> Aim of the task:
Your task is to copy every line of the records below that contains "this".

> Records supplied:
========
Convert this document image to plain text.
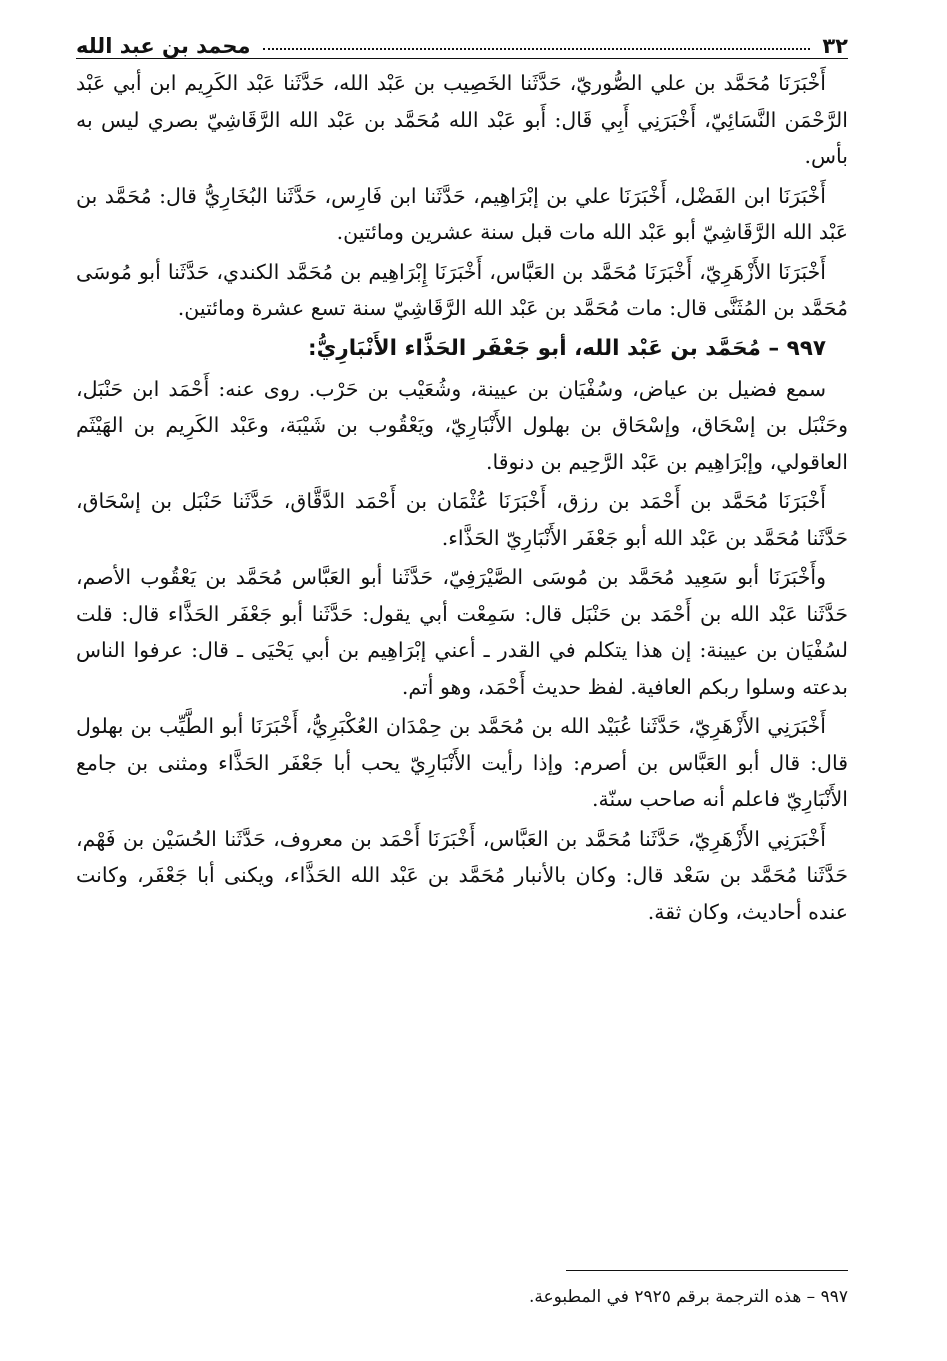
٣٢
محمد بن عبد الله

أَخْبَرَنَا مُحَمَّد بن علي الصُّوريّ، حَدَّثَنا الخَصِيب بن عَبْد الله، حَدَّثَنا عَبْد الكَرِيم ابن أبي عَبْد الرَّحْمَن النَّسَائِيّ، أَخْبَرَنِي أَبِي قَال: أَبو عَبْد الله مُحَمَّد بن عَبْد الله الرَّقَاشِيّ بصري ليس به بأس.

أَخْبَرَنَا ابن الفَضْل، أَخْبَرَنَا علي بن إبْرَاهِيم، حَدَّثَنا ابن فَارِس، حَدَّثَنا البُخَارِيُّ قال: مُحَمَّد بن عَبْد الله الرَّقَاشِيّ أبو عَبْد الله مات قبل سنة عشرين ومائتين.

أَخْبَرَنَا الأَزْهَرِيّ، أَخْبَرَنَا مُحَمَّد بن العَبَّاس، أَخْبَرَنَا إِبْرَاهِيم بن مُحَمَّد الكندي، حَدَّثَنا أبو مُوسَى مُحَمَّد بن المُثَنَّى قال: مات مُحَمَّد بن عَبْد الله الرَّقَاشِيّ سنة تسع عشرة ومائتين.

٩٩٧ – مُحَمَّد بن عَبْد الله، أبو جَعْفَر الحَذَّاء الأَنْبَارِيُّ:

سمع فضيل بن عياض، وسُفْيَان بن عيينة، وشُعَيْب بن حَرْب. روى عنه: أَحْمَد ابن حَنْبَل، وحَنْبَل بن إسْحَاق، وإسْحَاق بن بهلول الأَنْبَارِيّ، ويَعْقُوب بن شَيْبَة، وعَبْد الكَرِيم بن الهَيْثَم العاقولي، وإبْرَاهِيم بن عَبْد الرَّحِيم بن دنوقا.

أَخْبَرَنَا مُحَمَّد بن أَحْمَد بن رزق، أَخْبَرَنَا عُثْمَان بن أَحْمَد الدَّقَّاق، حَدَّثَنا حَنْبَل بن إسْحَاق، حَدَّثَنا مُحَمَّد بن عَبْد الله أبو جَعْفَر الأَنْبَارِيّ الحَذَّاء.

وأَخْبَرَنَا أبو سَعِيد مُحَمَّد بن مُوسَى الصَّيْرَفِيّ، حَدَّثَنا أبو العَبَّاس مُحَمَّد بن يَعْقُوب الأصم، حَدَّثَنا عَبْد الله بن أَحْمَد بن حَنْبَل قال: سَمِعْت أبي يقول: حَدَّثَنا أبو جَعْفَر الحَذَّاء قال: قلت لسُفْيَان بن عيينة: إن هذا يتكلم في القدر ـ أعني إبْرَاهِيم بن أبي يَحْيَى ـ قال: عرفوا الناس بدعته وسلوا ربكم العافية. لفظ حديث أَحْمَد، وهو أتم.

أَخْبَرَنِي الأَزْهَرِيّ، حَدَّثَنا عُبَيْد الله بن مُحَمَّد بن حِمْدَان العُكْبَرِيُّ، أَخْبَرَنَا أبو الطَّيِّب بن بهلول قال: قال أبو العَبَّاس بن أصرم: وإذا رأيت الأَنْبَارِيّ يحب أبا جَعْفَر الحَذَّاء ومثنى بن جامع الأَنْبَارِيّ فاعلم أنه صاحب سنّة.

أَخْبَرَنِي الأَزْهَرِيّ، حَدَّثَنا مُحَمَّد بن العَبَّاس، أَخْبَرَنَا أَحْمَد بن معروف، حَدَّثَنا الحُسَيْن بن فَهْم، حَدَّثَنا مُحَمَّد بن سَعْد قال: وكان بالأنبار مُحَمَّد بن عَبْد الله الحَذَّاء، ويكنى أبا جَعْفَر، وكانت عنده أحاديث، وكان ثقة.

٩٩٧ – هذه الترجمة برقم ٢٩٢٥ في المطبوعة.
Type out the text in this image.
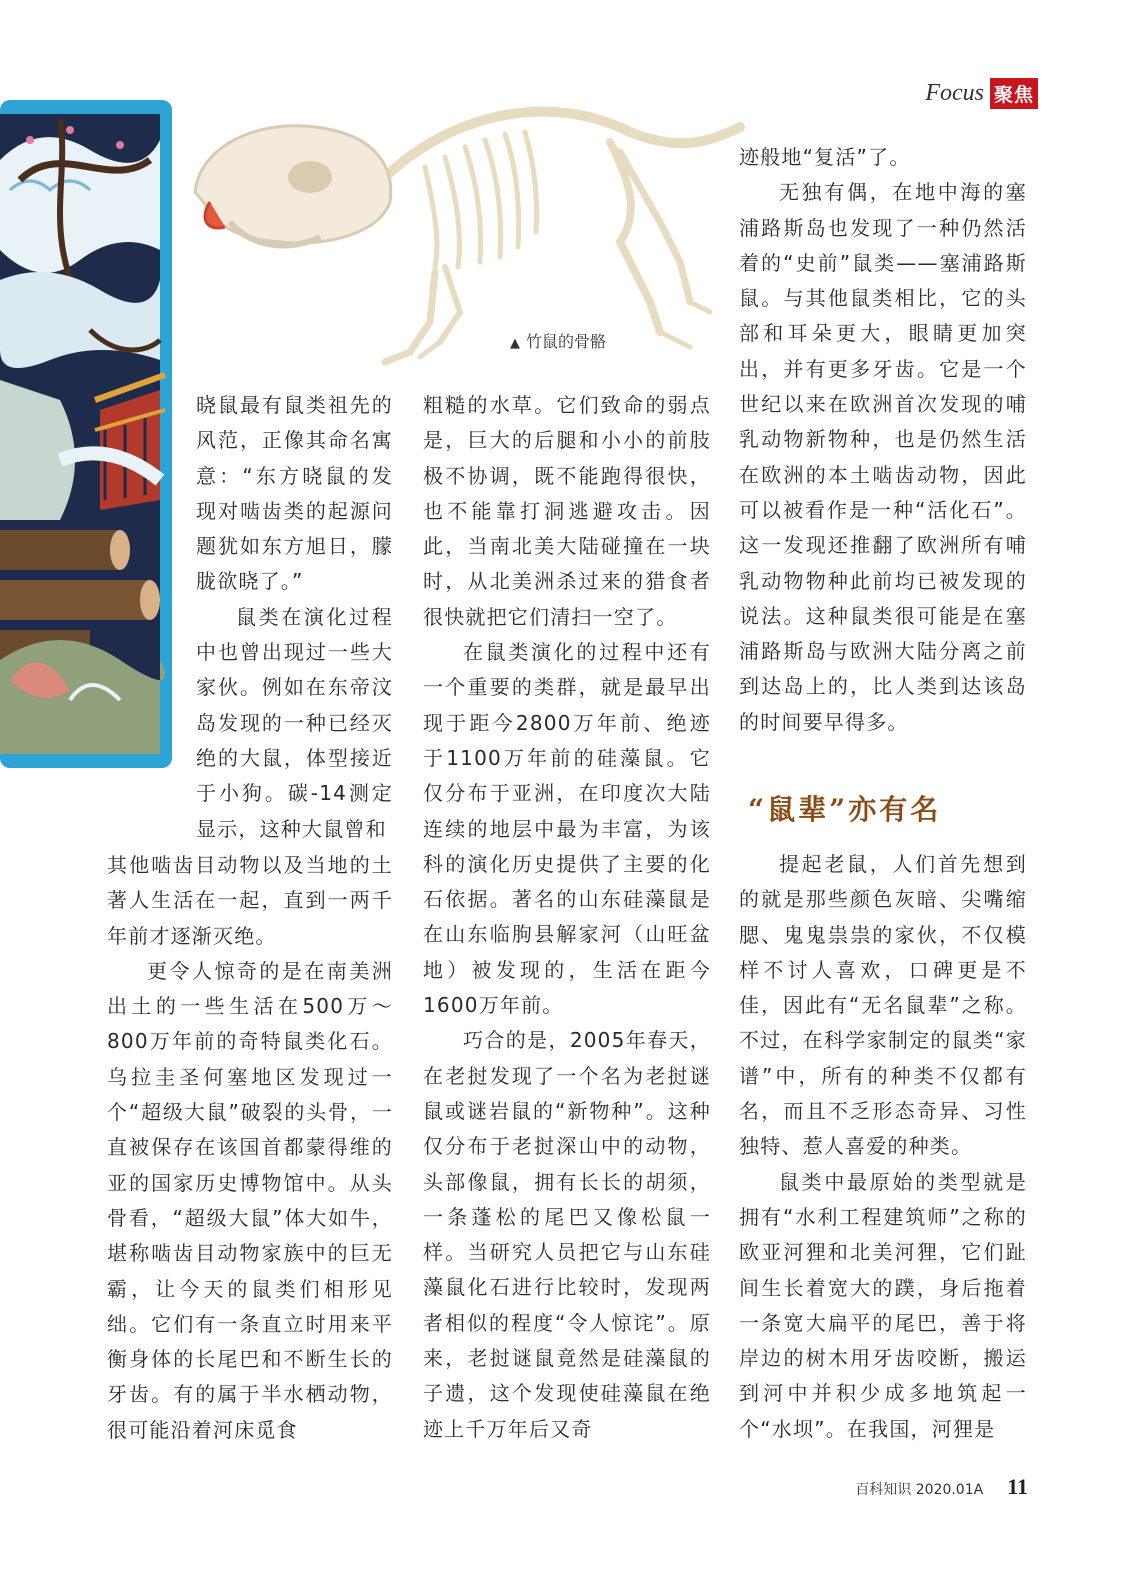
Focus 聚焦
▲ 竹鼠的骨骼

晓鼠最有鼠类祖先的风范，正像其命名寓意：“东方晓鼠的发现对啮齿类的起源问题犹如东方旭日，朦胧欲晓了。”

鼠类在演化过程中也曾出现过一些大家伙。例如在东帝汶岛发现的一种已经灭绝的大鼠，体型接近于小狗。碳-14测定显示，这种大鼠曾和

其他啮齿目动物以及当地的土著人生活在一起，直到一两千年前才逐渐灭绝。

更令人惊奇的是在南美洲出土的一些生活在500万～800万年前的奇特鼠类化石。乌拉圭圣何塞地区发现过一个“超级大鼠”破裂的头骨，一直被保存在该国首都蒙得维的亚的国家历史博物馆中。从头骨看，“超级大鼠”体大如牛，堪称啮齿目动物家族中的巨无霸，让今天的鼠类们相形见绌。它们有一条直立时用来平衡身体的长尾巴和不断生长的牙齿。有的属于半水栖动物，很可能沿着河床觅食

粗糙的水草。它们致命的弱点是，巨大的后腿和小小的前肢极不协调，既不能跑得很快，也不能靠打洞逃避攻击。因此，当南北美大陆碰撞在一块时，从北美洲杀过来的猎食者很快就把它们清扫一空了。

在鼠类演化的过程中还有一个重要的类群，就是最早出现于距今2800万年前、绝迹于1100万年前的硅藻鼠。它仅分布于亚洲，在印度次大陆连续的地层中最为丰富，为该科的演化历史提供了主要的化石依据。著名的山东硅藻鼠是在山东临朐县解家河（山旺盆地）被发现的，生活在距今1600万年前。

巧合的是，2005年春天，在老挝发现了一个名为老挝谜鼠或谜岩鼠的“新物种”。这种仅分布于老挝深山中的动物，头部像鼠，拥有长长的胡须，一条蓬松的尾巴又像松鼠一样。当研究人员把它与山东硅藻鼠化石进行比较时，发现两者相似的程度“令人惊诧”。原来，老挝谜鼠竟然是硅藻鼠的子遗，这个发现使硅藻鼠在绝迹上千万年后又奇

迹般地“复活”了。

无独有偶，在地中海的塞浦路斯岛也发现了一种仍然活着的“史前”鼠类——塞浦路斯鼠。与其他鼠类相比，它的头部和耳朵更大，眼睛更加突出，并有更多牙齿。它是一个世纪以来在欧洲首次发现的哺乳动物新物种，也是仍然生活在欧洲的本土啮齿动物，因此可以被看作是一种“活化石”。这一发现还推翻了欧洲所有哺乳动物物种此前均已被发现的说法。这种鼠类很可能是在塞浦路斯岛与欧洲大陆分离之前到达岛上的，比人类到达该岛的时间要早得多。

“鼠辈”亦有名

提起老鼠，人们首先想到的就是那些颜色灰暗、尖嘴缩腮、鬼鬼祟祟的家伙，不仅模样不讨人喜欢，口碑更是不佳，因此有“无名鼠辈”之称。不过，在科学家制定的鼠类“家谱”中，所有的种类不仅都有名，而且不乏形态奇异、习性独特、惹人喜爱的种类。

鼠类中最原始的类型就是拥有“水利工程建筑师”之称的欧亚河狸和北美河狸，它们趾间生长着宽大的蹼，身后拖着一条宽大扁平的尾巴，善于将岸边的树木用牙齿咬断，搬运到河中并积少成多地筑起一个“水坝”。在我国，河狸是

百科知识 2020.01A 11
========
> Final result:
Convert this document image to plain text.
Type out the text in this image.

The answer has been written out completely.